### Record extracts
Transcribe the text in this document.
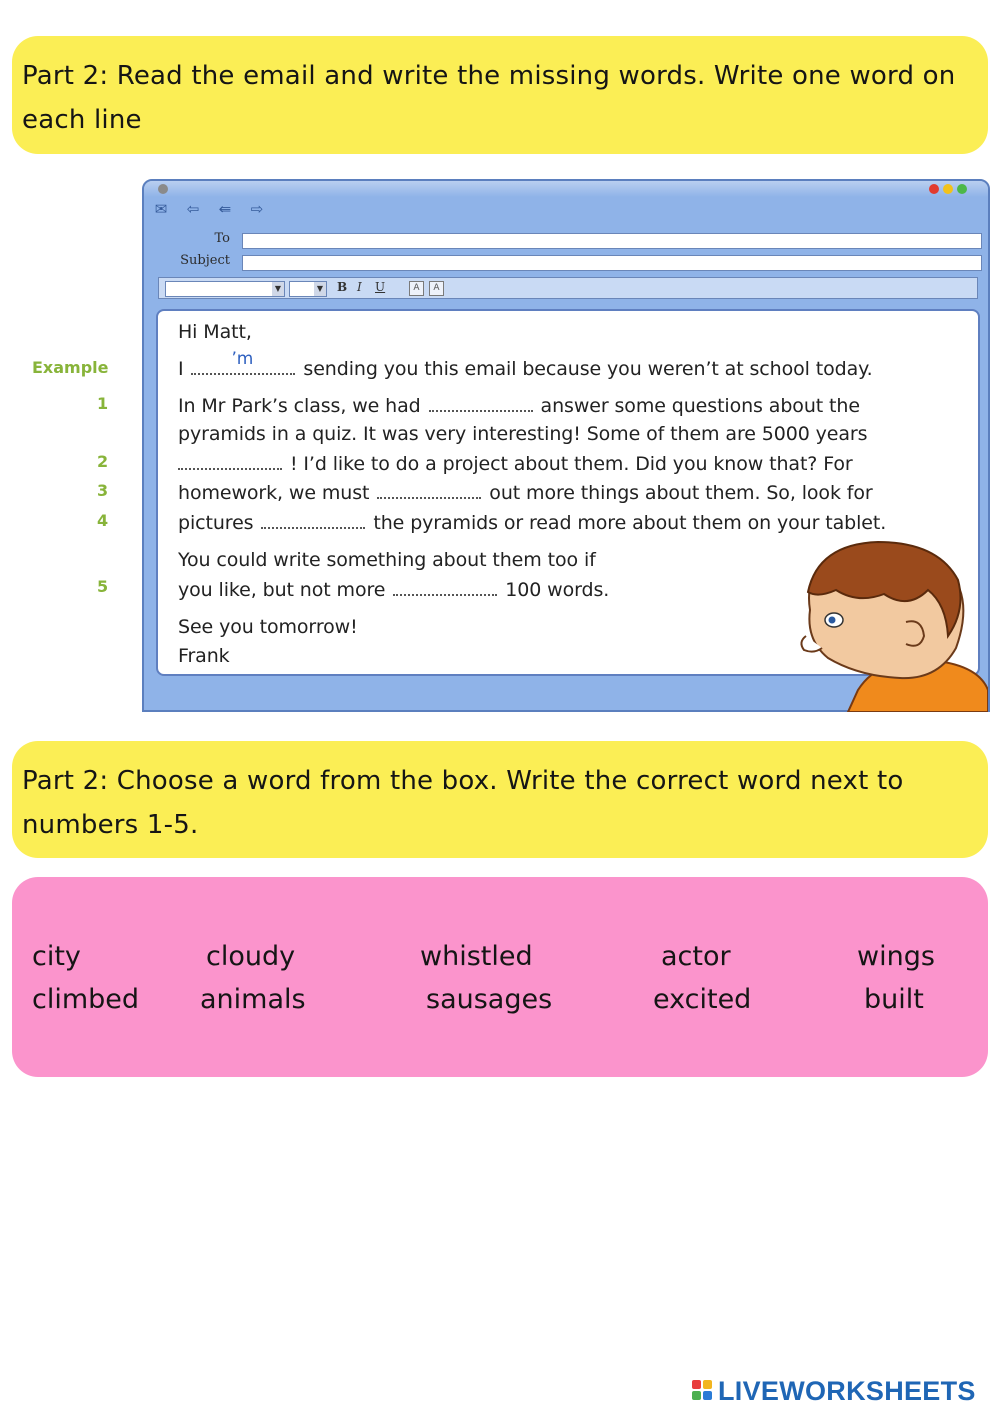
Part 2: Read the email and write the missing words. Write one word on each line
✉	⇦	⇚	⇨
To
Subject
▼	▼ B I U	A	A
Hi Matt,
I	’m	sending you this email because you weren’t at school today.
In Mr Park’s class, we had	answer some questions about the
pyramids in a quiz. It was very interesting! Some of them are 5000 years
! I’d like to do a project about them. Did you know that? For
homework, we must	out more things about them. So, look for
pictures	the pyramids or read more about them on your tablet.
You could write something about them too if
you like, but not more	100 words.
See you tomorrow!
Frank
Example
1
2
3
4
5
Part 2: Choose a word from the box. Write the correct word next to numbers 1-5.
city	cloudy	whistled	actor	wings
climbed animals	sausages	excited	built
LIVEWORKSHEETS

### Stated task
The records above must be echoed exactly, minus their pictures.

### Full output
Transcribe the text in this document.
Part 2: Read the email and write the missing words. Write one word on each line
✉	⇦	⇚	⇨
To
Subject
▼	▼ B I U	A	A
Hi Matt,
I	’m	sending you this email because you weren’t at school today.
In Mr Park’s class, we had	answer some questions about the
pyramids in a quiz. It was very interesting! Some of them are 5000 years
! I’d like to do a project about them. Did you know that? For
homework, we must	out more things about them. So, look for
pictures	the pyramids or read more about them on your tablet.
You could write something about them too if
you like, but not more	100 words.
See you tomorrow!
Frank
Example
1
2
3
4
5
Part 2: Choose a word from the box. Write the correct word next to numbers 1-5.
city	cloudy	whistled	actor	wings
climbed animals	sausages	excited	built
LIVEWORKSHEETS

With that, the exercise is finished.